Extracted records
╭──
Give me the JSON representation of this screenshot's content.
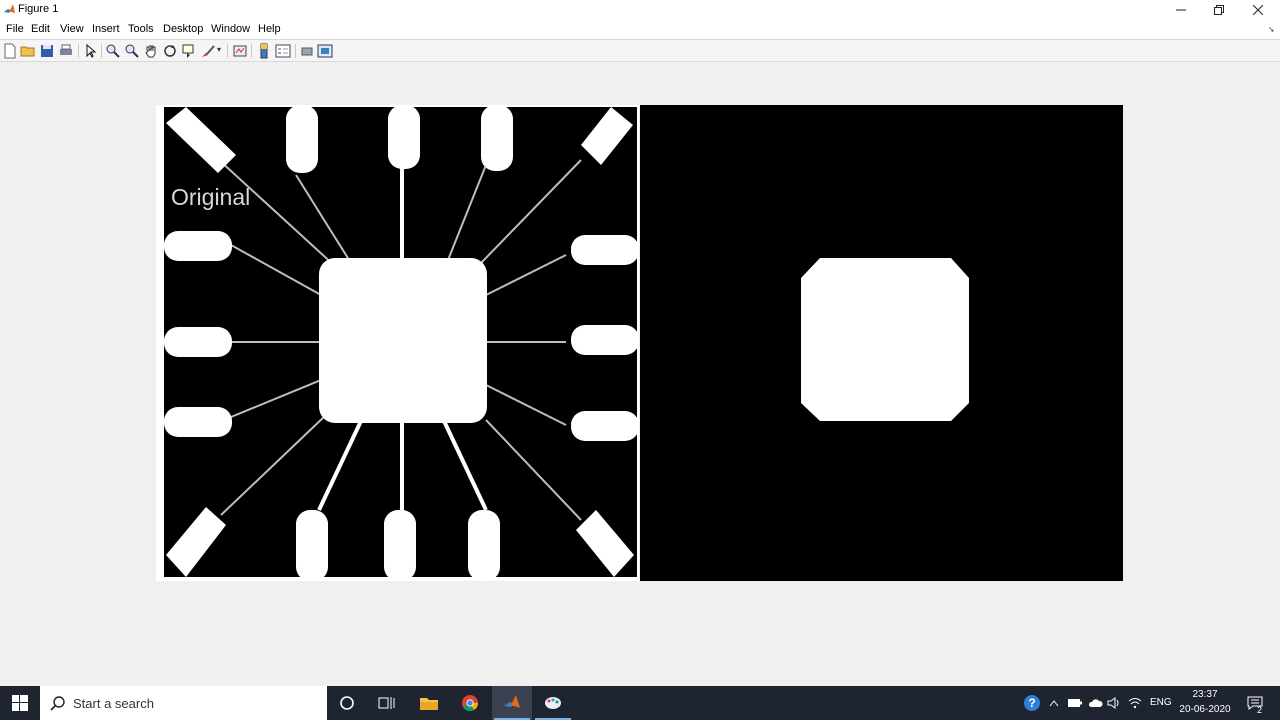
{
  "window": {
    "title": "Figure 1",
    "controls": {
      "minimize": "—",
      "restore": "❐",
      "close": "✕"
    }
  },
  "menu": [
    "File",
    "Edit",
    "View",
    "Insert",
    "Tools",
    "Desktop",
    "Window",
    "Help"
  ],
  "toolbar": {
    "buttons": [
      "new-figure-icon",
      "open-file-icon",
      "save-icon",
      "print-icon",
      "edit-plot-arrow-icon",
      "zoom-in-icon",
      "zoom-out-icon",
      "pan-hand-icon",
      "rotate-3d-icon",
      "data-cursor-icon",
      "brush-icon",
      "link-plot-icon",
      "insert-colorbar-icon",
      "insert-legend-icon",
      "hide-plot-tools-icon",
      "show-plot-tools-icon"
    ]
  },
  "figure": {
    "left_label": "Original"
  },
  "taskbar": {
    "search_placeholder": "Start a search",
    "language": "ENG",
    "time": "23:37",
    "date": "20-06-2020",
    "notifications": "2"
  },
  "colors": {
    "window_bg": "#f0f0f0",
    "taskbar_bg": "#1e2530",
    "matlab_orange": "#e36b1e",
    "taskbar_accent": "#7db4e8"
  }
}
╰──
## What you have to do
In the entries above, find each line with the word "plot" and show it.

## Exercise output
      "edit-plot-arrow-icon",
      "link-plot-icon",
      "hide-plot-tools-icon",
      "show-plot-tools-icon"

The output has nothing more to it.